* START *

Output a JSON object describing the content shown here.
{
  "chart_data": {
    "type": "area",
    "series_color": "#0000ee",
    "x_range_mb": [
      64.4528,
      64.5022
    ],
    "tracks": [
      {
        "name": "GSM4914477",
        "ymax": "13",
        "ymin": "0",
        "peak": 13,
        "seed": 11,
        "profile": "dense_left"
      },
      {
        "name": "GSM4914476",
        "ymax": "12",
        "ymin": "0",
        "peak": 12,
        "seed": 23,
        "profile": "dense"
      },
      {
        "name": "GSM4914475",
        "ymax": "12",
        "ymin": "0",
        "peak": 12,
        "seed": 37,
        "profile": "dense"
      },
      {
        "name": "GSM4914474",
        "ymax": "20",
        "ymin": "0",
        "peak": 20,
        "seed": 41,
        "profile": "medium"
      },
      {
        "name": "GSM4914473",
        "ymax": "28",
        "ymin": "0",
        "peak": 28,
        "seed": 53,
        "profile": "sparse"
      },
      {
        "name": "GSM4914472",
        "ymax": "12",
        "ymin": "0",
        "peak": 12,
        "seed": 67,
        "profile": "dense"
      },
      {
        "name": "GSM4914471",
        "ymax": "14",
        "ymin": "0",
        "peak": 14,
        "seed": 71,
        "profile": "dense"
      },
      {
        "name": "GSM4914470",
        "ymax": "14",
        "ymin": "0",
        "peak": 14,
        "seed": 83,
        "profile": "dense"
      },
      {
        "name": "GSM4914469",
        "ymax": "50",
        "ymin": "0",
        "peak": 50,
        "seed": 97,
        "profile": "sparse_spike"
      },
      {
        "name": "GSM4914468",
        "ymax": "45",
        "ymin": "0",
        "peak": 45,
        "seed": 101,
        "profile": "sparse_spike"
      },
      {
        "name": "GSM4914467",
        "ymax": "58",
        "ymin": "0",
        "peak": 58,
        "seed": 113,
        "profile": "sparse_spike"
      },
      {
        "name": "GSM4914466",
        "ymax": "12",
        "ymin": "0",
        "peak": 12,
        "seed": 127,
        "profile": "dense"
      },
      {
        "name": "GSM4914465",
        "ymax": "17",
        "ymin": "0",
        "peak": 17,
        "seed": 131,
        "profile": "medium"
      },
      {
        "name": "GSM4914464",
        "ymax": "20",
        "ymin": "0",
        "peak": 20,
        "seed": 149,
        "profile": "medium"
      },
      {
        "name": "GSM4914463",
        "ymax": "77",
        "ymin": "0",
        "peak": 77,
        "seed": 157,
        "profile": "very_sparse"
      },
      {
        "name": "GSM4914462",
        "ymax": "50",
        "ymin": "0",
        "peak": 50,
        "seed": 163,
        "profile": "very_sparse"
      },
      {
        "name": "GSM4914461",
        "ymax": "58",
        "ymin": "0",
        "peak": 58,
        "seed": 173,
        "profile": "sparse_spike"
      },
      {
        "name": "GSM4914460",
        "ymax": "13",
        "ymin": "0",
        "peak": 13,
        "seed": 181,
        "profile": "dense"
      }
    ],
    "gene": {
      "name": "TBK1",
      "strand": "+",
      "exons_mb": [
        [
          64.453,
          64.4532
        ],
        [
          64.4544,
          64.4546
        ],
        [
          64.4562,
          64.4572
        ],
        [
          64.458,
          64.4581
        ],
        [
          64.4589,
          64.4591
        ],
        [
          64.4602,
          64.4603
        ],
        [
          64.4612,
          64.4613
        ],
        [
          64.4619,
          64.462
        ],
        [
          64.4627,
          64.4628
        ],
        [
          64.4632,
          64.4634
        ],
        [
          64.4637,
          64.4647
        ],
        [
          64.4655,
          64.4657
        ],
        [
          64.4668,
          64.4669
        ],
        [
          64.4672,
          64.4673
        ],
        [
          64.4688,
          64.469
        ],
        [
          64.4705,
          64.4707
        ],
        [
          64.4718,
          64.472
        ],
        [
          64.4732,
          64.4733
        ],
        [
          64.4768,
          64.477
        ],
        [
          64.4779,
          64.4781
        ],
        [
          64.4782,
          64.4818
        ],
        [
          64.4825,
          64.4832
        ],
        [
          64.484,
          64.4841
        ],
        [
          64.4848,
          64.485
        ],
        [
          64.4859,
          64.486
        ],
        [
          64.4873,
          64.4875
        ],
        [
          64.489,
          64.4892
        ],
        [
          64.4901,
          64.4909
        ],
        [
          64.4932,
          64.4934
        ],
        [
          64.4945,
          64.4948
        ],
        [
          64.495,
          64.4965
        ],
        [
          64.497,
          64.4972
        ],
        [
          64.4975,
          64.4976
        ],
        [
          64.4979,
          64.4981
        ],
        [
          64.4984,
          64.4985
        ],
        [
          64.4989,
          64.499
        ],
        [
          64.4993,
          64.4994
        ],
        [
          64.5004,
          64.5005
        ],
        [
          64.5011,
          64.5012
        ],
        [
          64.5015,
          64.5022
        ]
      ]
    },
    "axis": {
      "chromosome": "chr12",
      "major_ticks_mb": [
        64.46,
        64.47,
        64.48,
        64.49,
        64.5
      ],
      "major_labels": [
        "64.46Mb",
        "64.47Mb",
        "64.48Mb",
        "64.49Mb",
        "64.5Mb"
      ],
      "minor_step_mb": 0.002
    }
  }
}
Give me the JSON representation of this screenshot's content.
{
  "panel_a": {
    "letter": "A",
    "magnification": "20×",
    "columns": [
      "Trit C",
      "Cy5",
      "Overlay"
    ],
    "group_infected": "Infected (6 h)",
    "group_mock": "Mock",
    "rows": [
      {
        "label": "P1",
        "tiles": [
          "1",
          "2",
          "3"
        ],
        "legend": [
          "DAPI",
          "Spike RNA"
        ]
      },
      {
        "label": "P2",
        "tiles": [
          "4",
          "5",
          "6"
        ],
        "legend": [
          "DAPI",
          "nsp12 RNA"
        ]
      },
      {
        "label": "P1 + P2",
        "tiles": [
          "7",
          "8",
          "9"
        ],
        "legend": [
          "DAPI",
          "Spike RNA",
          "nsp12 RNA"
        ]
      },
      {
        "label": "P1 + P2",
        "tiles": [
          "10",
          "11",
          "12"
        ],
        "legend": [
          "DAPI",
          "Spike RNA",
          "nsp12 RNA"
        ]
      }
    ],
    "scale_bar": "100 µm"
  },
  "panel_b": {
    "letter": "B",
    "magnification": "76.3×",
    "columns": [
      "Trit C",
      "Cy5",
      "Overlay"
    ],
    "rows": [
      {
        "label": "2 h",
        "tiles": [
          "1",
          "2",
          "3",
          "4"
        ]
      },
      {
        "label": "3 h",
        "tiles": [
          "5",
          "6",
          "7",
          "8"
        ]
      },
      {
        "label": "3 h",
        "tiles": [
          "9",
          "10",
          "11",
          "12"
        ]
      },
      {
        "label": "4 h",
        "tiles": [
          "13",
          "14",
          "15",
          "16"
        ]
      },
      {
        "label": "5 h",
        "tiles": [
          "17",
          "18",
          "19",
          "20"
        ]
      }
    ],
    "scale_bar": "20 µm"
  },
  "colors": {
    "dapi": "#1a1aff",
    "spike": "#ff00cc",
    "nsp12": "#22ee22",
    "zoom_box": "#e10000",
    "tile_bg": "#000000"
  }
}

* END *

Write out exactly the lines starting with the one that holds "Give me the" and running through the last line above.

• Final result:
Give me the JSON representation of this screenshot's content.
{
  "panel_a": {
    "letter": "A",
    "magnification": "20×",
    "columns": [
      "Trit C",
      "Cy5",
      "Overlay"
    ],
    "group_infected": "Infected (6 h)",
    "group_mock": "Mock",
    "rows": [
      {
        "label": "P1",
        "tiles": [
          "1",
          "2",
          "3"
        ],
        "legend": [
          "DAPI",
          "Spike RNA"
        ]
      },
      {
        "label": "P2",
        "tiles": [
          "4",
          "5",
          "6"
        ],
        "legend": [
          "DAPI",
          "nsp12 RNA"
        ]
      },
      {
        "label": "P1 + P2",
        "tiles": [
          "7",
          "8",
          "9"
        ],
        "legend": [
          "DAPI",
          "Spike RNA",
          "nsp12 RNA"
        ]
      },
      {
        "label": "P1 + P2",
        "tiles": [
          "10",
          "11",
          "12"
        ],
        "legend": [
          "DAPI",
          "Spike RNA",
          "nsp12 RNA"
        ]
      }
    ],
    "scale_bar": "100 µm"
  },
  "panel_b": {
    "letter": "B",
    "magnification": "76.3×",
    "columns": [
      "Trit C",
      "Cy5",
      "Overlay"
    ],
    "rows": [
      {
        "label": "2 h",
        "tiles": [
          "1",
          "2",
          "3",
          "4"
        ]
      },
      {
        "label": "3 h",
        "tiles": [
          "5",
          "6",
          "7",
          "8"
        ]
      },
      {
        "label": "3 h",
        "tiles": [
          "9",
          "10",
          "11",
          "12"
        ]
      },
      {
        "label": "4 h",
        "tiles": [
          "13",
          "14",
          "15",
          "16"
        ]
      },
      {
        "label": "5 h",
        "tiles": [
          "17",
          "18",
          "19",
          "20"
        ]
      }
    ],
    "scale_bar": "20 µm"
  },
  "colors": {
    "dapi": "#1a1aff",
    "spike": "#ff00cc",
    "nsp12": "#22ee22",
    "zoom_box": "#e10000",
    "tile_bg": "#000000"
  }
}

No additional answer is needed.